What the task requires >> Write the records below out again exactly as given, with no images.
-- Given data start --
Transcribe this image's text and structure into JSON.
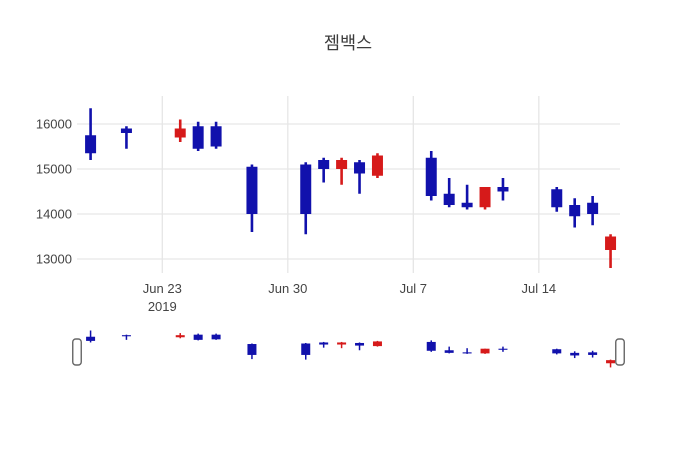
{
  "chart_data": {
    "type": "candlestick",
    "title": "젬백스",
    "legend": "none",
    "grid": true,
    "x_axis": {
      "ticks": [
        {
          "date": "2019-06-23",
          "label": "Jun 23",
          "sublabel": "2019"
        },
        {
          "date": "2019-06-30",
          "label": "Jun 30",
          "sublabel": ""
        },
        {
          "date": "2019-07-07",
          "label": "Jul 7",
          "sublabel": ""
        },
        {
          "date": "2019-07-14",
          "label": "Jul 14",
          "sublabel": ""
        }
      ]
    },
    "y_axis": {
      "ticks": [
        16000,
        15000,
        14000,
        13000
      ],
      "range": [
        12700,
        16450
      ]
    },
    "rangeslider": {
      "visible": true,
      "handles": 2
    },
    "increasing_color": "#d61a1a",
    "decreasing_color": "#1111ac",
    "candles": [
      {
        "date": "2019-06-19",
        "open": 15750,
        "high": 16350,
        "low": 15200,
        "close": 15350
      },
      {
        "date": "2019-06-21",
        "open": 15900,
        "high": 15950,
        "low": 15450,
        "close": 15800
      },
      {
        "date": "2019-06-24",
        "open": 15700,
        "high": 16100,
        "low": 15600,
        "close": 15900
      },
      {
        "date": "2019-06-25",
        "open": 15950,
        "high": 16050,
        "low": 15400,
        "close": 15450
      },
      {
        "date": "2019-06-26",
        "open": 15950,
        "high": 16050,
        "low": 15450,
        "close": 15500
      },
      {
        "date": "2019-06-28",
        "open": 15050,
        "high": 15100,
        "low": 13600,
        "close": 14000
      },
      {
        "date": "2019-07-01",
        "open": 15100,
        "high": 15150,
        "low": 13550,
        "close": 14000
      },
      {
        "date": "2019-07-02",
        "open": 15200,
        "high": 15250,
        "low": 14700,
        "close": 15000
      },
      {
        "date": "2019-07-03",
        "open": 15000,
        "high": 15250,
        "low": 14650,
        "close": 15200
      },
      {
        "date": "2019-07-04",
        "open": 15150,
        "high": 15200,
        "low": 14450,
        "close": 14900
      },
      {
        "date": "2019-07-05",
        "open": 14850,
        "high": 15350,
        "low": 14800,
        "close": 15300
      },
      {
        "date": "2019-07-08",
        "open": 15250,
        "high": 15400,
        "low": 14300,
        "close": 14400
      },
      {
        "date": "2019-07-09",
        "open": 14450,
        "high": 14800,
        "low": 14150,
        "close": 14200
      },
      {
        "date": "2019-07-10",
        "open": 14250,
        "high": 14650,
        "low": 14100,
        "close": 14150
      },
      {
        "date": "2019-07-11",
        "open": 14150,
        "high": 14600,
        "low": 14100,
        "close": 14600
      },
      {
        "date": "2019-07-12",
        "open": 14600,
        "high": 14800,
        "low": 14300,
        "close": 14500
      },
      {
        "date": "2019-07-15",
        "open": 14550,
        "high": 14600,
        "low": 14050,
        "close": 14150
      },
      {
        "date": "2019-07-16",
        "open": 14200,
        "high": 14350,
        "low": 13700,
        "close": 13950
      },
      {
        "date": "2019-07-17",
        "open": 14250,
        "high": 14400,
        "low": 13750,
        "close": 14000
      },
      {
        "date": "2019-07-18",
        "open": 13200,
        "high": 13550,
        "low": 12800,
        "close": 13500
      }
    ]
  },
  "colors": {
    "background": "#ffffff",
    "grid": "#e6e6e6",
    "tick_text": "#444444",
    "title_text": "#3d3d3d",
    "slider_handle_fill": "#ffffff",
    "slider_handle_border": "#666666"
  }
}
-- Given data end --
Task response >>
Transcribe this image's text and structure into JSON.
{
  "chart_data": {
    "type": "candlestick",
    "title": "젬백스",
    "legend": "none",
    "grid": true,
    "x_axis": {
      "ticks": [
        {
          "date": "2019-06-23",
          "label": "Jun 23",
          "sublabel": "2019"
        },
        {
          "date": "2019-06-30",
          "label": "Jun 30",
          "sublabel": ""
        },
        {
          "date": "2019-07-07",
          "label": "Jul 7",
          "sublabel": ""
        },
        {
          "date": "2019-07-14",
          "label": "Jul 14",
          "sublabel": ""
        }
      ]
    },
    "y_axis": {
      "ticks": [
        16000,
        15000,
        14000,
        13000
      ],
      "range": [
        12700,
        16450
      ]
    },
    "rangeslider": {
      "visible": true,
      "handles": 2
    },
    "increasing_color": "#d61a1a",
    "decreasing_color": "#1111ac",
    "candles": [
      {
        "date": "2019-06-19",
        "open": 15750,
        "high": 16350,
        "low": 15200,
        "close": 15350
      },
      {
        "date": "2019-06-21",
        "open": 15900,
        "high": 15950,
        "low": 15450,
        "close": 15800
      },
      {
        "date": "2019-06-24",
        "open": 15700,
        "high": 16100,
        "low": 15600,
        "close": 15900
      },
      {
        "date": "2019-06-25",
        "open": 15950,
        "high": 16050,
        "low": 15400,
        "close": 15450
      },
      {
        "date": "2019-06-26",
        "open": 15950,
        "high": 16050,
        "low": 15450,
        "close": 15500
      },
      {
        "date": "2019-06-28",
        "open": 15050,
        "high": 15100,
        "low": 13600,
        "close": 14000
      },
      {
        "date": "2019-07-01",
        "open": 15100,
        "high": 15150,
        "low": 13550,
        "close": 14000
      },
      {
        "date": "2019-07-02",
        "open": 15200,
        "high": 15250,
        "low": 14700,
        "close": 15000
      },
      {
        "date": "2019-07-03",
        "open": 15000,
        "high": 15250,
        "low": 14650,
        "close": 15200
      },
      {
        "date": "2019-07-04",
        "open": 15150,
        "high": 15200,
        "low": 14450,
        "close": 14900
      },
      {
        "date": "2019-07-05",
        "open": 14850,
        "high": 15350,
        "low": 14800,
        "close": 15300
      },
      {
        "date": "2019-07-08",
        "open": 15250,
        "high": 15400,
        "low": 14300,
        "close": 14400
      },
      {
        "date": "2019-07-09",
        "open": 14450,
        "high": 14800,
        "low": 14150,
        "close": 14200
      },
      {
        "date": "2019-07-10",
        "open": 14250,
        "high": 14650,
        "low": 14100,
        "close": 14150
      },
      {
        "date": "2019-07-11",
        "open": 14150,
        "high": 14600,
        "low": 14100,
        "close": 14600
      },
      {
        "date": "2019-07-12",
        "open": 14600,
        "high": 14800,
        "low": 14300,
        "close": 14500
      },
      {
        "date": "2019-07-15",
        "open": 14550,
        "high": 14600,
        "low": 14050,
        "close": 14150
      },
      {
        "date": "2019-07-16",
        "open": 14200,
        "high": 14350,
        "low": 13700,
        "close": 13950
      },
      {
        "date": "2019-07-17",
        "open": 14250,
        "high": 14400,
        "low": 13750,
        "close": 14000
      },
      {
        "date": "2019-07-18",
        "open": 13200,
        "high": 13550,
        "low": 12800,
        "close": 13500
      }
    ]
  },
  "colors": {
    "background": "#ffffff",
    "grid": "#e6e6e6",
    "tick_text": "#444444",
    "title_text": "#3d3d3d",
    "slider_handle_fill": "#ffffff",
    "slider_handle_border": "#666666"
  }
}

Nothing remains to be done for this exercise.